— Begin Records for this task —

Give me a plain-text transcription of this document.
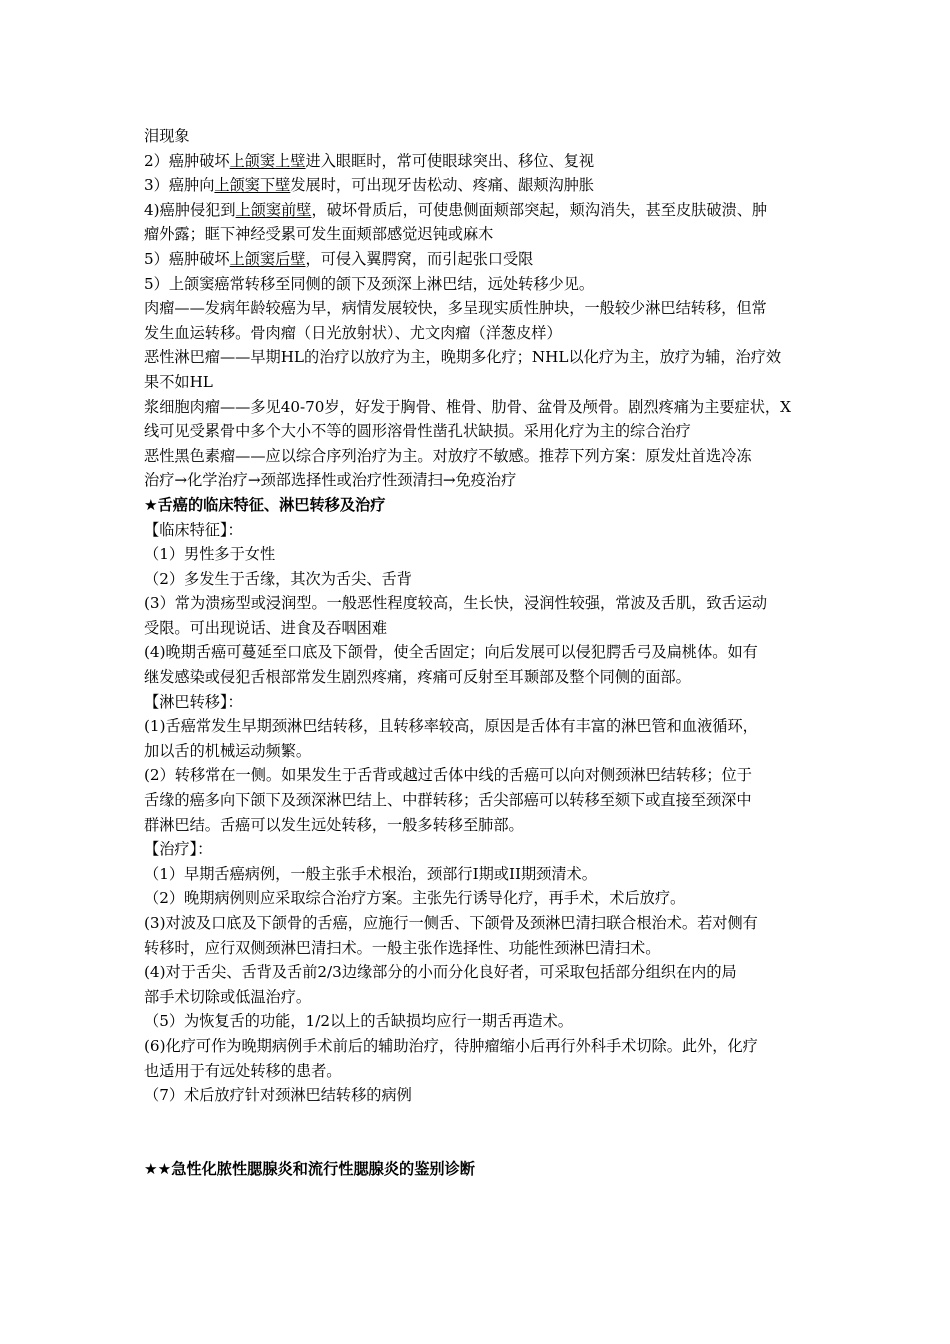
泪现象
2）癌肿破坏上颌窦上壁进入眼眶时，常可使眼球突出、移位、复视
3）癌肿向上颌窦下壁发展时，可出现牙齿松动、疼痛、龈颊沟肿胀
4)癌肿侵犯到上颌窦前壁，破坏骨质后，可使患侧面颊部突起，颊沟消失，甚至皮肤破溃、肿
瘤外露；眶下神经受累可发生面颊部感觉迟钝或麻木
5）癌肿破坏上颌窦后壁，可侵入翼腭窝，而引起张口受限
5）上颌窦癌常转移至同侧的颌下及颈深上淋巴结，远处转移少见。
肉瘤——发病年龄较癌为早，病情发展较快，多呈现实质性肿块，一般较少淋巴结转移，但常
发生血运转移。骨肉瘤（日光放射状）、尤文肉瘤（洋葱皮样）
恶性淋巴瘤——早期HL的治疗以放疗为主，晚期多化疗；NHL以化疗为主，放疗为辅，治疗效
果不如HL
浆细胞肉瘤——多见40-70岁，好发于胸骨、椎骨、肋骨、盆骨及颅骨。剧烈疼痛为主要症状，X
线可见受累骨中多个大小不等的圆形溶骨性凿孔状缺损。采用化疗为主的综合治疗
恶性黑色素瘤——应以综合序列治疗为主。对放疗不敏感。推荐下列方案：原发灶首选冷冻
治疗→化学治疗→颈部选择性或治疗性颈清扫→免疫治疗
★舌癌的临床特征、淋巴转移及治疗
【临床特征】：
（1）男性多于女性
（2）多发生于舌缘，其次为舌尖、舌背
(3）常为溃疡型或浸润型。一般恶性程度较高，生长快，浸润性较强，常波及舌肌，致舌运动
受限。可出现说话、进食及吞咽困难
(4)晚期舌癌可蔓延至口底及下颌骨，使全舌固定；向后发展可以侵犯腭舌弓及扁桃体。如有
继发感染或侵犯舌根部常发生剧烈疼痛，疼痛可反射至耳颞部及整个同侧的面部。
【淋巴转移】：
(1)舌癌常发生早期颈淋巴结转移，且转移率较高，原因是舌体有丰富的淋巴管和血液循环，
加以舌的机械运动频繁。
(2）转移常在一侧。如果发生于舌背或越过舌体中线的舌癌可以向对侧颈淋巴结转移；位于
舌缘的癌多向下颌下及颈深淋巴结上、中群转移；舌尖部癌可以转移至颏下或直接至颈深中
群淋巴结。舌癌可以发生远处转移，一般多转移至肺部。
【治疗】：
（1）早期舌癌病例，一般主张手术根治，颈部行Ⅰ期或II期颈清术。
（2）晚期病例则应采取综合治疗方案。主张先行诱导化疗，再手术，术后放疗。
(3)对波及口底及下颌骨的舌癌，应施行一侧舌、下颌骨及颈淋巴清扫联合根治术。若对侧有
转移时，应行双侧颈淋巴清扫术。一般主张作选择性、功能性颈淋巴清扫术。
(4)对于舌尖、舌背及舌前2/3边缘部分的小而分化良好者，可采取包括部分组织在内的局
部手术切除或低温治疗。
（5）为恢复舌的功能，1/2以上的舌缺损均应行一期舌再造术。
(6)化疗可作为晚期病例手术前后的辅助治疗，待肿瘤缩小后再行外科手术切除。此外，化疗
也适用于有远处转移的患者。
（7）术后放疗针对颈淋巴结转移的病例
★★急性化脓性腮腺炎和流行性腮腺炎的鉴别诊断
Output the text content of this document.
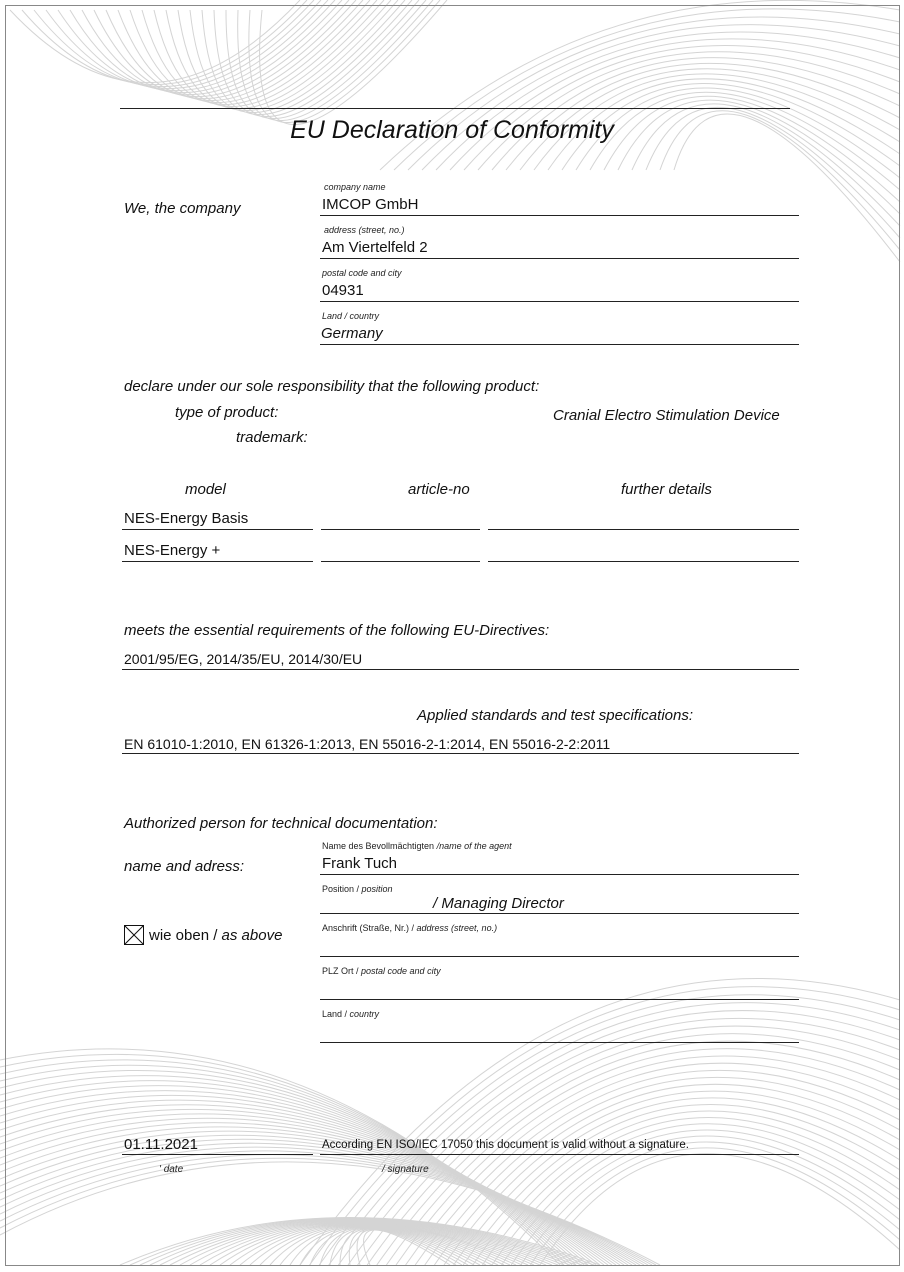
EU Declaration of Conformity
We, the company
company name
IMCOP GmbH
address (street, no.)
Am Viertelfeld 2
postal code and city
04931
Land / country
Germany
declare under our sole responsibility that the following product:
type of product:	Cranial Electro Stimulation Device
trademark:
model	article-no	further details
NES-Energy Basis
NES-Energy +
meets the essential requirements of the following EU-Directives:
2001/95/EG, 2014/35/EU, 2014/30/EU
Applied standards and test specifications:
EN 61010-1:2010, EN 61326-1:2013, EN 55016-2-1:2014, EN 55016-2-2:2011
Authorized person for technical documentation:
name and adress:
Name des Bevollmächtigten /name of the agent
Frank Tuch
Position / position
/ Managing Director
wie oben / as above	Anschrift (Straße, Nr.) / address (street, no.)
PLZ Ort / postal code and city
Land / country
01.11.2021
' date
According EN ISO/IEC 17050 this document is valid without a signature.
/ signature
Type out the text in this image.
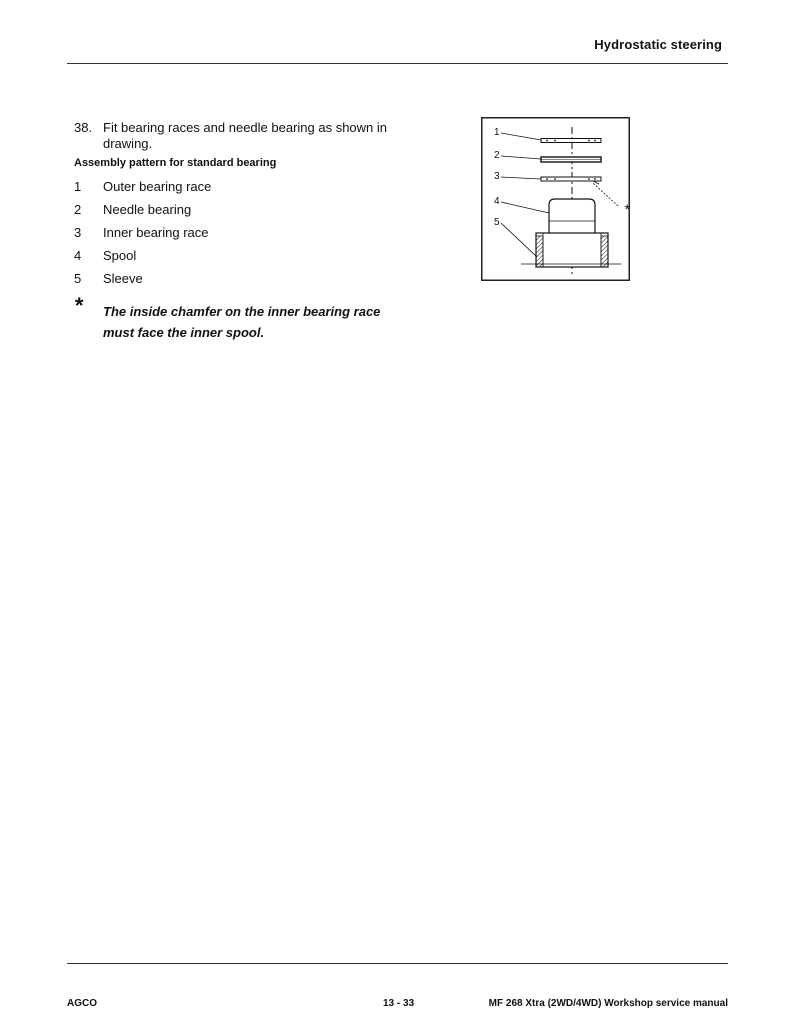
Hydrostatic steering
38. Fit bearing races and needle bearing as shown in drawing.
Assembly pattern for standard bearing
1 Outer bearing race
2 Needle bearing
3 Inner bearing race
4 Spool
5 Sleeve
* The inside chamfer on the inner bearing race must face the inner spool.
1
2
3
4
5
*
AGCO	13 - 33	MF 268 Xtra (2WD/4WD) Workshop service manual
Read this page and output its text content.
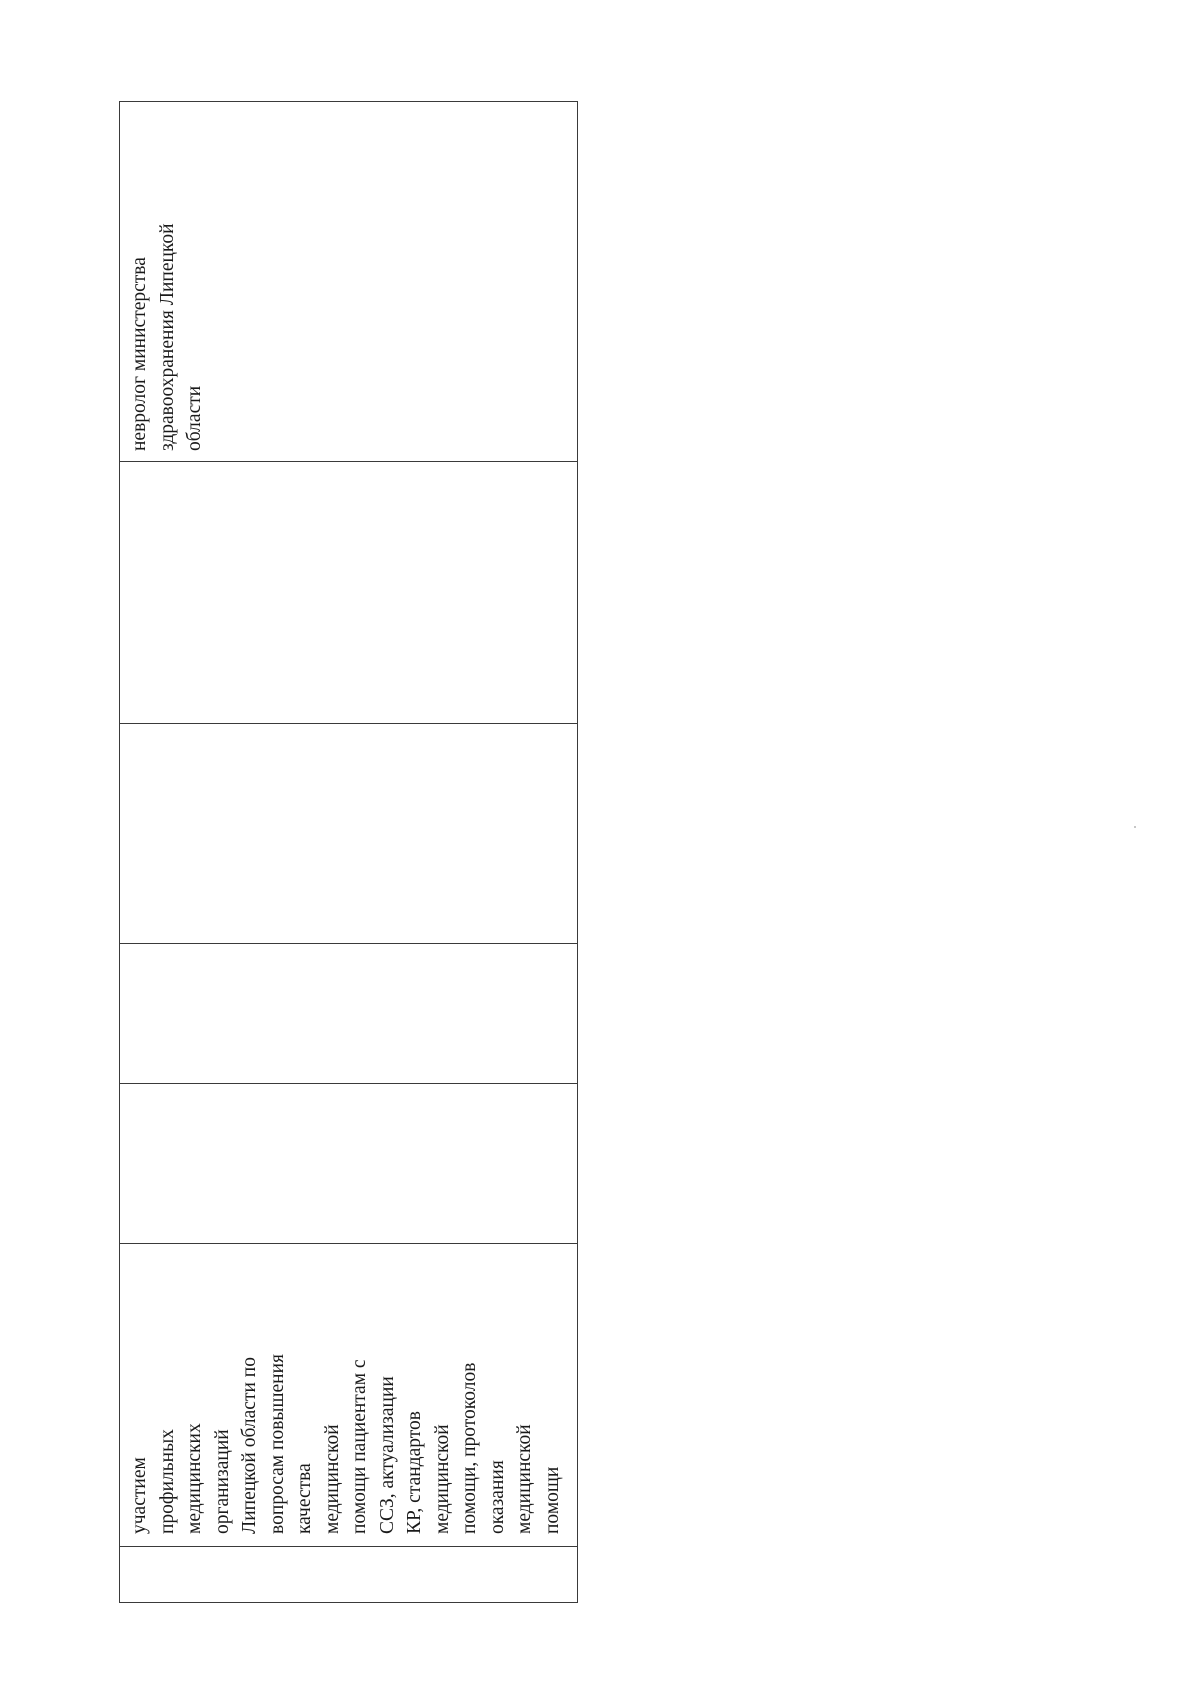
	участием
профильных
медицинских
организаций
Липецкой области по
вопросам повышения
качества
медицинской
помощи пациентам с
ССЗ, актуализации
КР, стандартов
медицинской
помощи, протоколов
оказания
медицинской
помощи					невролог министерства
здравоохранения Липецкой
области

— End Records for this task —

- **Requirement**
Copy out all lines that carry the word "bearing".

- **Final result**
38. Fit bearing races and needle bearing as shown in drawing.
Assembly pattern for standard bearing
1 Outer bearing race
2 Needle bearing
3 Inner bearing race
* The inside chamfer on the inner bearing race must face the inner spool.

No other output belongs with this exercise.